Job :: From the entries below, extract every line that includes the word "have".

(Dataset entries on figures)

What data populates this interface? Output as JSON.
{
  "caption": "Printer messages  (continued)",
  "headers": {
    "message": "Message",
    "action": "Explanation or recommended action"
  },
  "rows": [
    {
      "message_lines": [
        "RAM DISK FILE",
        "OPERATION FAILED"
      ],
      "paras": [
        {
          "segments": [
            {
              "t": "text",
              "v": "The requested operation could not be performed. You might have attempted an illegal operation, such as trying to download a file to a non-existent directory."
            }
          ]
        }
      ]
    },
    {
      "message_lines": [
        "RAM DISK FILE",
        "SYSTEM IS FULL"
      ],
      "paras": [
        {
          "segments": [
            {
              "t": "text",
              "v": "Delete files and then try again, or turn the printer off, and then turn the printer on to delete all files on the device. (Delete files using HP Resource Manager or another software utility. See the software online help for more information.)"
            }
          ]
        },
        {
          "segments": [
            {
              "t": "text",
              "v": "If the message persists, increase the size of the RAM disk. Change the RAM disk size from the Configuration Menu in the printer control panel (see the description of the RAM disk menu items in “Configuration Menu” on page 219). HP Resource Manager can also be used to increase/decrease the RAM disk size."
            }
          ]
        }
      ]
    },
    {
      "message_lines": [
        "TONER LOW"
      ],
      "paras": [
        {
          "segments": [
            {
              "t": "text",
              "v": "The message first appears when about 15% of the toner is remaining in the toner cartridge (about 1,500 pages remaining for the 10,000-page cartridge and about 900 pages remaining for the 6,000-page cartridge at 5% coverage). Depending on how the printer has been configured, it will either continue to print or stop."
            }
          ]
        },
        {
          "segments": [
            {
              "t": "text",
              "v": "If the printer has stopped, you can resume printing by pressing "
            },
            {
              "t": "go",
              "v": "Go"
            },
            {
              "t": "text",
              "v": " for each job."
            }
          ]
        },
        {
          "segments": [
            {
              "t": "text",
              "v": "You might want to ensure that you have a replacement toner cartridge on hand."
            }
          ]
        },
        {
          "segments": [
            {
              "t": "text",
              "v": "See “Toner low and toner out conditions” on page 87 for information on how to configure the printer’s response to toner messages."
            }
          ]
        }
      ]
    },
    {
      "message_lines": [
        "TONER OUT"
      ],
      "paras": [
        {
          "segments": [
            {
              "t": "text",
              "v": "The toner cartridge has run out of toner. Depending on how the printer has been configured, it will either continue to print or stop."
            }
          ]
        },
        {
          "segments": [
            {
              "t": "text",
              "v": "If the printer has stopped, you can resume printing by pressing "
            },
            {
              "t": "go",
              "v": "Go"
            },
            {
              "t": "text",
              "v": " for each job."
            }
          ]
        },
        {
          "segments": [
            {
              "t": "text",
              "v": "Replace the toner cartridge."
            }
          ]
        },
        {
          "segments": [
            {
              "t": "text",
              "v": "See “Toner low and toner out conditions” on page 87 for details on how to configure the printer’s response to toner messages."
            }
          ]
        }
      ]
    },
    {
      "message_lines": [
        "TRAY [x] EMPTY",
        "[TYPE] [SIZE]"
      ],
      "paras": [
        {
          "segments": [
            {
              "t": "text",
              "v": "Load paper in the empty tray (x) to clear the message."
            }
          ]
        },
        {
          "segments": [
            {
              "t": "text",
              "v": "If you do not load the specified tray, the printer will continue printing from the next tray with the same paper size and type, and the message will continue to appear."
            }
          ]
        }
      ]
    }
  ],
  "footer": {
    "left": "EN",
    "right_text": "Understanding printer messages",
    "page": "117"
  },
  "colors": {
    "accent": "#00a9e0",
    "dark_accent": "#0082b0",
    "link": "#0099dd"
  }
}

Solution ::
              "v": "The requested operation could not be performed. You might have attempted an illegal operation, such as trying to download a file to a non-existent directory."
              "v": "You might want to ensure that you have a replacement toner cartridge on hand."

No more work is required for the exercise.